• **Page extract**:
No, I don’t have children. Not that you asked, but, maybe, you were wondering. Or, maybe you don’t care in the slightest about the outcomes of my procreation habits, for which I thank you. No offense, but they are none of your business.
Or are they? Many, many, many people seem to believe that the answer to that very question is critically germane to my business, which most of you know by now, is an autism spectrum specialist. If you read my blog with any regularity, you know that a business is not what I consider my life’s work and passion, but I digress.
Perhaps because I am a woman, perhaps because I am a relatively young woman (30 next month!), perhaps because I arbitrarily look fertile or motherly or something, I am asked, “Do you have children?” frequently. No, wait, what’s more than frequently? Well, too much.
Sometimes, the question appears to be a moment of commiseration. “You know [insert something frustrating, annoying, embarrassing about having children], you have children, right?” Other times, the question is based on faulty pseudo-logic: “You [pick one of the following: work with, have patience for, seem to enjoy, have fun with kids], you must have some of your own.” Most times, though, this question is wielded as a secret weapon that is, in the holder’s mind, a trump card. I don’t have that card in my deck, which means I lose. Game over. Don’t pass go and do not collect $200.

• **Provided information**:
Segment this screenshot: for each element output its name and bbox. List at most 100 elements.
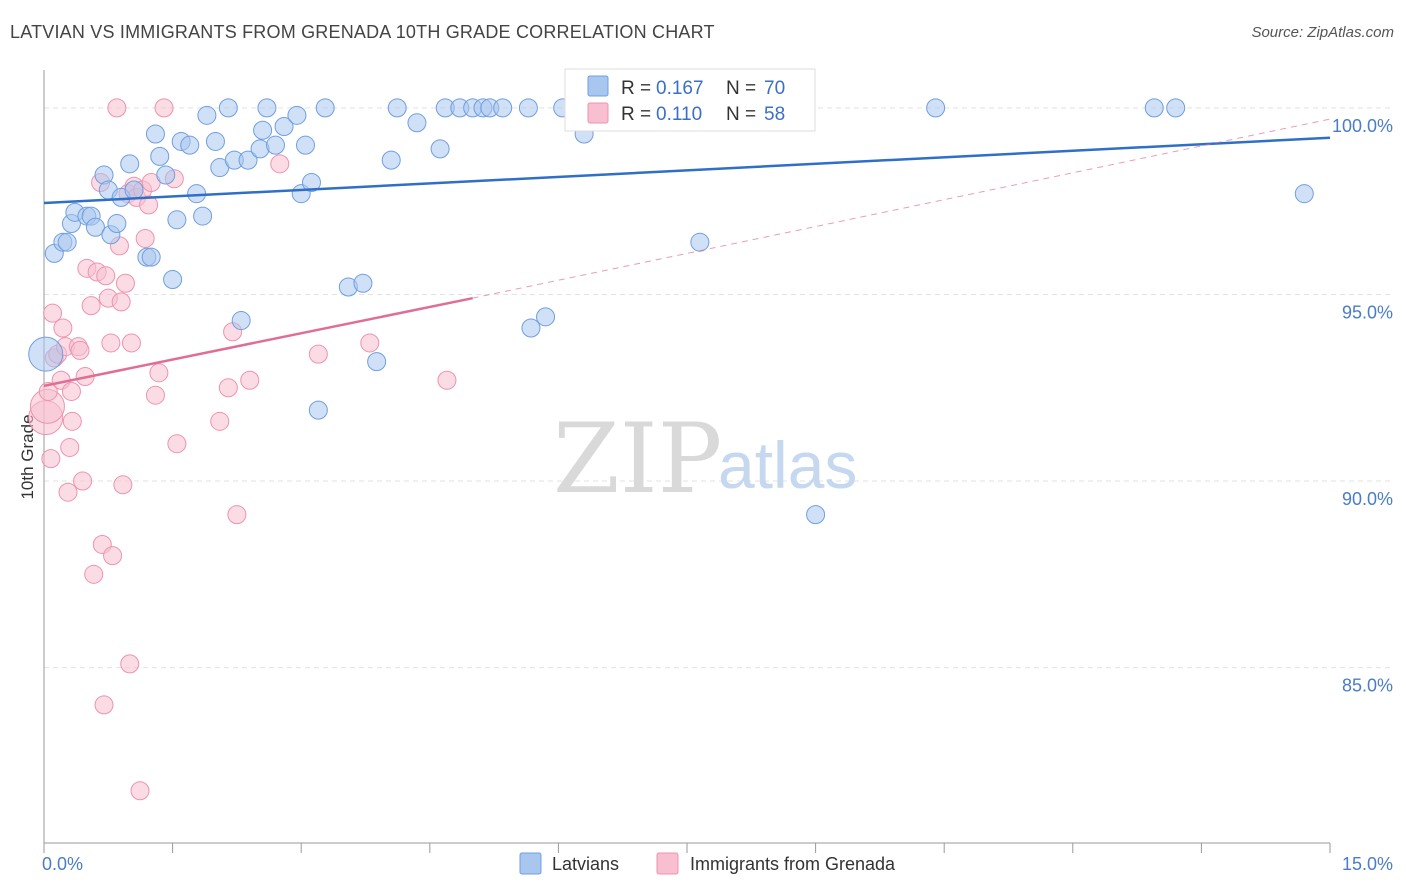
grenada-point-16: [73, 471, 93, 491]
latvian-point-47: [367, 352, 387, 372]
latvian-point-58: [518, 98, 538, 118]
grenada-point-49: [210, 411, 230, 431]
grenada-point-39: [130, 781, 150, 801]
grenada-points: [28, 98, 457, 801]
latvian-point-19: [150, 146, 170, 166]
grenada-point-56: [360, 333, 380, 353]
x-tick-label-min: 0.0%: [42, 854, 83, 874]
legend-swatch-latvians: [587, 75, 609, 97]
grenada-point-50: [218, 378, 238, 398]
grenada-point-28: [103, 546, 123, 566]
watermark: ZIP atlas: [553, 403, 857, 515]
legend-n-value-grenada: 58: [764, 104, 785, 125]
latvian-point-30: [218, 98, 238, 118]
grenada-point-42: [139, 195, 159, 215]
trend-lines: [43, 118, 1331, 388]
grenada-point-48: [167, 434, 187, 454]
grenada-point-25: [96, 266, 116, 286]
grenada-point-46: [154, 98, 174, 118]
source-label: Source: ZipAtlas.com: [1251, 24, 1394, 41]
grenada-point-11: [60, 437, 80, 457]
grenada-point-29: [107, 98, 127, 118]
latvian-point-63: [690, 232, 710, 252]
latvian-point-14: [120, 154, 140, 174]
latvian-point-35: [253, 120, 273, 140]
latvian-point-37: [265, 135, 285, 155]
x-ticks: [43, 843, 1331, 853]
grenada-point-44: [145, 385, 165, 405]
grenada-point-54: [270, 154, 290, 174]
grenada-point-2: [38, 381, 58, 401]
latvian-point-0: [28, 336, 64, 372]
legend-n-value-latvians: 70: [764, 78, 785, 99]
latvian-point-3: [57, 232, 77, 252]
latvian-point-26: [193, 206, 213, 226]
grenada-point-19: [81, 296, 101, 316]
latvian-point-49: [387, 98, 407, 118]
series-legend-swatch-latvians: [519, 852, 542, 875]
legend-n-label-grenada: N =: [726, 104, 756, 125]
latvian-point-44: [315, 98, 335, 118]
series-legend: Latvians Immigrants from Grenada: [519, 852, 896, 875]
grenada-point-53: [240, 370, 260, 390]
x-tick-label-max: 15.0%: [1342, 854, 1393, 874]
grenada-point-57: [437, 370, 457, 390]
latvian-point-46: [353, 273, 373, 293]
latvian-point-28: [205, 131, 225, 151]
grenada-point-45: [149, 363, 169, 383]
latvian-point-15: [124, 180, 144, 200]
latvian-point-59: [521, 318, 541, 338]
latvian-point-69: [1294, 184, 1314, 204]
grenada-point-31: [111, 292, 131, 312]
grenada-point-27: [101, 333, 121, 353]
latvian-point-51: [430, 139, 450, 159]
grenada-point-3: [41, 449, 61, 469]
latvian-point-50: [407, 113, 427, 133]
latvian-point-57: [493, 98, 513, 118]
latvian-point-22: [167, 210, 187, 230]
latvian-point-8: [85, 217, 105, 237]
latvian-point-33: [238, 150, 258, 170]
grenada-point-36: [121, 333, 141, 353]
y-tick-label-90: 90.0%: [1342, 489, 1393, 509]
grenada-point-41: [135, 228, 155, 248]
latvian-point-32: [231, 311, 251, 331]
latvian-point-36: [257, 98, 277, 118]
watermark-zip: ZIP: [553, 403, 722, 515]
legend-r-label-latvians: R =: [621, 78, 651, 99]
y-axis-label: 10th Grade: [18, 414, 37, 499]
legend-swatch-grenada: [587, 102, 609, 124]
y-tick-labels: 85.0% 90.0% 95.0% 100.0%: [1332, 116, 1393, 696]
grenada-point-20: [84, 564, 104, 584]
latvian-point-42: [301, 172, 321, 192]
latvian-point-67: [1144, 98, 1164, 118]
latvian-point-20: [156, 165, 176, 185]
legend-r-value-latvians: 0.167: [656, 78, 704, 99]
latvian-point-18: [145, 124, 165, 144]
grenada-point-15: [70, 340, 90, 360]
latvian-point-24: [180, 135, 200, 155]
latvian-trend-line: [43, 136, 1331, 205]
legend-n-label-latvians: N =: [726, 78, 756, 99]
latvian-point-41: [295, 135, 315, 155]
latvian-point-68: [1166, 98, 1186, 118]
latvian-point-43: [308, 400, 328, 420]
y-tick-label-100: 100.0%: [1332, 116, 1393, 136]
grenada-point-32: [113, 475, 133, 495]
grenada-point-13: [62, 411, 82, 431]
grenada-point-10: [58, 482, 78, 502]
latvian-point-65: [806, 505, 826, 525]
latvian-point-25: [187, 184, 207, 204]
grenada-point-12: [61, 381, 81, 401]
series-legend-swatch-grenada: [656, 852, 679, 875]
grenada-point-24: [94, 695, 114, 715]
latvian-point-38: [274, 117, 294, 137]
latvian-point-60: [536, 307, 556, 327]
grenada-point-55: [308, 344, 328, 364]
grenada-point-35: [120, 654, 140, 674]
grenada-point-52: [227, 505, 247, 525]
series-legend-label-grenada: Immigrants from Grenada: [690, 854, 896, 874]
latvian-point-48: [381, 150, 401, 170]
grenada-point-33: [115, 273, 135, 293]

• **Exercise instructions**:
(A) Render the records starting at the line that contains "grenada-point-16: [73, 471, 93, 491]" and ending at the line that contains "grenada-point-29: [107, 98, 127, 118]" as a Markdown table with the columns Row and Entry, one numbered row per line and blank lines left out.
(B) Carry the essay about being asked "Do you have children?" forward from its final sentence.

• **Task-by-task outputs**:
(A)
| Row | Entry |
|---|---|
| 1 | grenada-point-16: [73, 471, 93, 491] |
| 2 | latvian-point-47: [367, 352, 387, 372] |
| 3 | latvian-point-58: [518, 98, 538, 118] |
| 4 | grenada-point-49: [210, 411, 230, 431] |
| 5 | grenada-point-39: [130, 781, 150, 801] |
| 6 | grenada-points: [28, 98, 457, 801] |
| 7 | latvian-point-19: [150, 146, 170, 166] |
| 8 | grenada-point-56: [360, 333, 380, 353] |
| 9 | x-tick-label-min: 0.0%: [42, 854, 83, 874] |
| 10 | legend-swatch-latvians: [587, 75, 609, 97] |
| 11 | grenada-point-50: [218, 378, 238, 398] |
| 12 | grenada-point-28: [103, 546, 123, 566] |
| 13 | watermark: ZIP atlas: [553, 403, 857, 515] |
| 14 | legend-n-value-grenada: 58: [764, 104, 785, 125] |
| 15 | latvian-point-30: [218, 98, 238, 118] |
| 16 | grenada-point-42: [139, 195, 159, 215] |
| 17 | trend-lines: [43, 118, 1331, 388] |
| 18 | grenada-point-48: [167, 434, 187, 454] |
| 19 | grenada-point-25: [96, 266, 116, 286] |
| 20 | grenada-point-46: [154, 98, 174, 118] |
| 21 | source-label: Source: ZipAtlas.com: [1251, 24, 1394, 41] |
| 22 | grenada-point-11: [60, 437, 80, 457] |
| 23 | grenada-point-29: [107, 98, 127, 118] |

(B)
Two years ago, I met a family for the first time with their seven-year-old son. During the developmental history, a question and answer data collection procedure (not a time when I provide thoughts/opinions/recommendations — meaning, I had yet to open my mouth to do the helping portion of my job), the mother began looking around my office. Fairly typical and expected, especially during an initial consultation. My office is filled with toys, games, Mini Cooper Hot Wheels, dinosaurs, bean bags, and books. As her perusal continued, I became curious, following her line of sight. My degrees, awards, and other frame-worthy, credibility-indicating items are strategically in full view. Those were not the point of interest. What’s left in my office? I remember thinking. Well, nothing. Except me.
That realization hit when she made eye contact with me. It was like that stylized, cliched “high noon” showdown. You know, when two cowboys shuffle down a dusty road, hands quivering near their pistols or, I guess in this situation, baby rattles. Well, in this showdown, I didn’t have a Tickle-Me Elmo to counter with. “You don’t have children. You don’t have a ring on. You have no pictures of family. What makes you qualified to work with kids?” I stood my ground but shot blanks. They opted to not work with me.
For me, there has always been an inherent irony. Not having children has allowed me to work later (which means MORE) and to devote time and energy to my clients in ways that might be diminished if I had my own children. Irony aside, the idea that motherhood makes me more qualified is one that has never resonated with much integrity. In my mind, it’s like requiring an auto mechanic to have a car in order to provide you service. Hell, it’s even better if the mechanic has the same make and model. (I’m still searching for who can service my customized Mini Cooper.)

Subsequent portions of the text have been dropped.